━━━ Kutipan yang Disediakan ━━━

Pasal 5 ayat (1), Pasal 20 ayat (2), dan Pasal 23 ayat (2) Undang-Undang Dasar Negara Republik Indonesia Tahun 1945 sebagaimana telah diubah dengan Perubahan Pertama Tahun 1999;
2.
Undang-undang Nomor 6 Tahun 1983 tentang Ketentuan Umum dan Tata Cara Perpajakan (Lembaran Negara Republik Indonesia Tahun 1983 Nomor 49, Tambahan Lembaran Negara Nomor 3262) sebagaimana telah diubah dengan Undang-undang Nomor 9 Tahun 1994 (Lembaran Negara Republik Indonesia Tahun 1994 Nomor 59, Tambahan Lembaran Negara Nomor 3566);
Dengan Persetujuan
DEWAN PERWAKILAN RAKYAT REPUBLIK INDONESIA
MEMUTUSKAN :
Menetapkan
:
UNDANG-UNDANG TENTANG PERUBAHAN KEDUA ATAS UNDANG-UNDANG NOMOR 6 TAHUN 1983 TENTANG KETENTUAN UMUM DAN TATA CARA PERPAJAKAN.

Pasal I

Beberapa ketentuan dalam Undang-undang Nomor 6 Tahun 1983 tentang Ketentuan Umum dan Tata Cara Perpajakan (Lembaran Negara Republik Indonesia Tahun 1983 Nomor 49, Tambahan Lembaran Negara Nomor 3262) sebagaimana telah diubah dengan Undang-undang Nomor 9 Tahun 1994 (Lembaran Negara Republik Indonesia Tahun 1994 Nomor 59, Tambahan Lembaran Negara Nomor 3566) diubah sebagai berikut:
1.
Ketentuan Pasal 1 diubah, sehingga keseluruhan Pasal 1 berbunyi sebagai berikut:
"Pasal 1

Dalam Undang-undang ini, yang dimaksud dengan:

1.
Wajib Pajak adalah orang pribadi atau badan yang menurut ketentuan peraturan perundang-undangan perpajakan ditentukan untuk melakukan kewajiban perpajakan, termasuk pemungut pajak atau pemotong pajak tertentu.

━━━ Cuplikan Data ━━━

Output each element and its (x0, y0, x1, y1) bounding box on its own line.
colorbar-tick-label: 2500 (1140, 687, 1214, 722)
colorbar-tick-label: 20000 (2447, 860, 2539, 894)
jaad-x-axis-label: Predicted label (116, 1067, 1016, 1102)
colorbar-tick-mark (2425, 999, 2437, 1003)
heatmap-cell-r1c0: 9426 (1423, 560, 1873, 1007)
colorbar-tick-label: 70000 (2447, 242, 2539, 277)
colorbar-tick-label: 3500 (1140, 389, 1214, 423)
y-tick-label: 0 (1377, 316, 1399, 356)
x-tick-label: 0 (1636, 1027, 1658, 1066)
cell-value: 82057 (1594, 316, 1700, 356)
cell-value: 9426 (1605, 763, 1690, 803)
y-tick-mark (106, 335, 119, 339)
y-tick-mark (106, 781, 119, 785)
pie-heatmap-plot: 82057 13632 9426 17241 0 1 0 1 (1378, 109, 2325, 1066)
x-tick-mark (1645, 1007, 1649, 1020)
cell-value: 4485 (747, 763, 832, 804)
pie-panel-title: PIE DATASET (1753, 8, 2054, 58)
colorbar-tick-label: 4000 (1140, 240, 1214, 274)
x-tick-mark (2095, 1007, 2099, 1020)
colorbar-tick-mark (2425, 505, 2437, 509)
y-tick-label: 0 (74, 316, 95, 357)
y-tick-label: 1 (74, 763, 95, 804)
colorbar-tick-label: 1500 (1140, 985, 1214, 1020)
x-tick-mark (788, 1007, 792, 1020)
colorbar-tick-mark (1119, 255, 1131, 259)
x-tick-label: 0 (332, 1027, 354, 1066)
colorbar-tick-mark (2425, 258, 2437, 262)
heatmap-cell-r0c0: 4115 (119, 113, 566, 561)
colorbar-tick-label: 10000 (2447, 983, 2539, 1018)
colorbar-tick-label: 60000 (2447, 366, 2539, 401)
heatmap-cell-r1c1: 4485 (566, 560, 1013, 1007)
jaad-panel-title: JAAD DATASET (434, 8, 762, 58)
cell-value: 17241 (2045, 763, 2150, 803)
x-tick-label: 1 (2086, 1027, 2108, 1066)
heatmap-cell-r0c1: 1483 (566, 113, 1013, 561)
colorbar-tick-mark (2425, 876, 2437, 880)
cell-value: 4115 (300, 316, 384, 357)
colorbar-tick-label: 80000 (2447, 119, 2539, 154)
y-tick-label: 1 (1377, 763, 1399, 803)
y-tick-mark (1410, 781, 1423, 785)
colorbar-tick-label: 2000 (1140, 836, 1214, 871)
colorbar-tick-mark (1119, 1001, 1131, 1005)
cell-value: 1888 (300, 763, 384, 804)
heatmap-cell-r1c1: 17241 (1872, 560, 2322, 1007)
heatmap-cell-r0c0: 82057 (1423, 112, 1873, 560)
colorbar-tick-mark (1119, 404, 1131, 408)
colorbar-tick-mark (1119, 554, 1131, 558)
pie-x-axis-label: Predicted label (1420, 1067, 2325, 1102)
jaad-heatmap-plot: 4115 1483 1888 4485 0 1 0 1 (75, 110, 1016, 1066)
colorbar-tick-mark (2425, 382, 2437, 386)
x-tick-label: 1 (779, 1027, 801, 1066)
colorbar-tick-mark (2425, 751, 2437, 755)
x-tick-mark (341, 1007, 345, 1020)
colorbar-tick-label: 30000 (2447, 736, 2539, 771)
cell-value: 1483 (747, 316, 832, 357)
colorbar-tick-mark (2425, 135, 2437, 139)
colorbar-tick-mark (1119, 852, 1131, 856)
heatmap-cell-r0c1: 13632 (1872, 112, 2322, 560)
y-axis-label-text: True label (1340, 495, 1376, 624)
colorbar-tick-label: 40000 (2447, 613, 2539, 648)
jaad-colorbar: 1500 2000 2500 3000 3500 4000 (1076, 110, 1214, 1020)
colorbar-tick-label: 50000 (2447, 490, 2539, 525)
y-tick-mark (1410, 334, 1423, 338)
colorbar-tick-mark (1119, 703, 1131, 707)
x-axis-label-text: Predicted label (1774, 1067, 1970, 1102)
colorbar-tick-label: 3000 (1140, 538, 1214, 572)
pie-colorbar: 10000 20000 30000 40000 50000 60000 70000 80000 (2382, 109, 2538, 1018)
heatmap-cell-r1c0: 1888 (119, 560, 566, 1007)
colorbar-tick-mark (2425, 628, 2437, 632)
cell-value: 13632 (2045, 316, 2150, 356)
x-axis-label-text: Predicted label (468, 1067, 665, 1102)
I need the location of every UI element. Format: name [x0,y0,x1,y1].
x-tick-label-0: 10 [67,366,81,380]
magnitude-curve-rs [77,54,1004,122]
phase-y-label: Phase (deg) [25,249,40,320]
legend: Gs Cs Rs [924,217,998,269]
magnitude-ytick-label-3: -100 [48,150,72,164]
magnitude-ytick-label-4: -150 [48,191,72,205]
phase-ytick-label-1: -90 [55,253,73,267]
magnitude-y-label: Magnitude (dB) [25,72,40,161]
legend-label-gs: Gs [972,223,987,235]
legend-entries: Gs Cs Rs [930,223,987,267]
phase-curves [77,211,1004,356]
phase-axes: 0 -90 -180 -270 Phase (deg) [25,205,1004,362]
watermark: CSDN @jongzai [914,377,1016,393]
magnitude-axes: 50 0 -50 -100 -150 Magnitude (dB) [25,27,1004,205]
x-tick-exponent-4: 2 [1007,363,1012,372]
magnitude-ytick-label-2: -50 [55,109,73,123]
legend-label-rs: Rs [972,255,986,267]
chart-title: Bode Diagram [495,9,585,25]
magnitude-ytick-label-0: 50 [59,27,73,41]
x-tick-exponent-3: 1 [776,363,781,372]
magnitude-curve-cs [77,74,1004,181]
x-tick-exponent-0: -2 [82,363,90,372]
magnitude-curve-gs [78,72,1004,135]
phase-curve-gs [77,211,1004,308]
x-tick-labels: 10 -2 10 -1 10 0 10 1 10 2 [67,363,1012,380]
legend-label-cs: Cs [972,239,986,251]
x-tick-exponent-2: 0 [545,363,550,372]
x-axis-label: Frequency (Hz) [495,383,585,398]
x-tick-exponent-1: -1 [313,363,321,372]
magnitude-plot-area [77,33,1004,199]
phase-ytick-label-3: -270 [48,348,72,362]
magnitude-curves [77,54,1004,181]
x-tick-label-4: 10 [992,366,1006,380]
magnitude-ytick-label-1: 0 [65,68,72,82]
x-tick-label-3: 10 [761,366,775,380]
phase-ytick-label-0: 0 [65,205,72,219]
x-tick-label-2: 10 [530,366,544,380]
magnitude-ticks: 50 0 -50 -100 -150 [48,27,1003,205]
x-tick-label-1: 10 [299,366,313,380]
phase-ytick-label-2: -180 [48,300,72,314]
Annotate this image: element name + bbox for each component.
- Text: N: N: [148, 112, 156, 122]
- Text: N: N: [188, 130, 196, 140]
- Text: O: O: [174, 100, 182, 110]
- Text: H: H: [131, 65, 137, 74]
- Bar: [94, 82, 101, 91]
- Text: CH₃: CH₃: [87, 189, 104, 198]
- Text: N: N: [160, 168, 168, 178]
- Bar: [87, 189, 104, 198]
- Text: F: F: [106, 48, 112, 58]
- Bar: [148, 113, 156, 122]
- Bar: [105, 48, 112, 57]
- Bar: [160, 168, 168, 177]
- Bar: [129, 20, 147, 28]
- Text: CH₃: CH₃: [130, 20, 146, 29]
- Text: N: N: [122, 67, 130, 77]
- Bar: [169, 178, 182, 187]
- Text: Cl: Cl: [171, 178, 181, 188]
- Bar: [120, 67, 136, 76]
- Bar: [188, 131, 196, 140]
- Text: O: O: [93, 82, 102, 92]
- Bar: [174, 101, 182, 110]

━━━

• _Tugas Wajib_
A. Jawablah pertanyaan berikut berdasarkan kutipan undang-undang perpajakan, masing-masing pada baris tersendiri.
(i) Dengan persetujuan lembaga apa undang-undang ini diputuskan?
(ii) Undang-undang nomor dan tahun berapa yang sebelumnya telah mengubah Undang-undang Nomor 6 Tahun 1983?
(iii) Menurut definisi Wajib Pajak, pihak tertentu mana yang termasuk di dalamnya?
B. Tuliskan ulang secara persis bagian dari kutipan undang-undang perpajakan, mulai dari kata-kata "Beberapa ketentuan dalam" dan berhenti setelah kata-kata "pemotong pajak tertentu.".

• _Penyelesaian Soal_
A.
(i) Dewan Perwakilan Rakyat Republik Indonesia.
(ii) Undang-undang Nomor 9 Tahun 1994.
(iii) Pemungut pajak atau pemotong pajak tertentu.

B.
Beberapa ketentuan dalam Undang-undang Nomor 6 Tahun 1983 tentang Ketentuan Umum dan Tata Cara Perpajakan (Lembaran Negara Republik Indonesia Tahun 1983 Nomor 49, Tambahan Lembaran Negara Nomor 3262) sebagaimana telah diubah dengan Undang-undang Nomor 9 Tahun 1994 (Lembaran Negara Republik Indonesia Tahun 1994 Nomor 59, Tambahan Lembaran Negara Nomor 3566) diubah sebagai berikut:
1.
Ketentuan Pasal 1 diubah, sehingga keseluruhan Pasal 1 berbunyi sebagai berikut:
"Pasal 1

Dalam Undang-undang ini, yang dimaksud dengan:

1.
Wajib Pajak adalah orang pribadi atau badan yang menurut ketentuan peraturan perundang-undangan perpajakan ditentukan untuk melakukan kewajiban perpajakan, termasuk pemungut pajak atau pemotong pajak tertentu.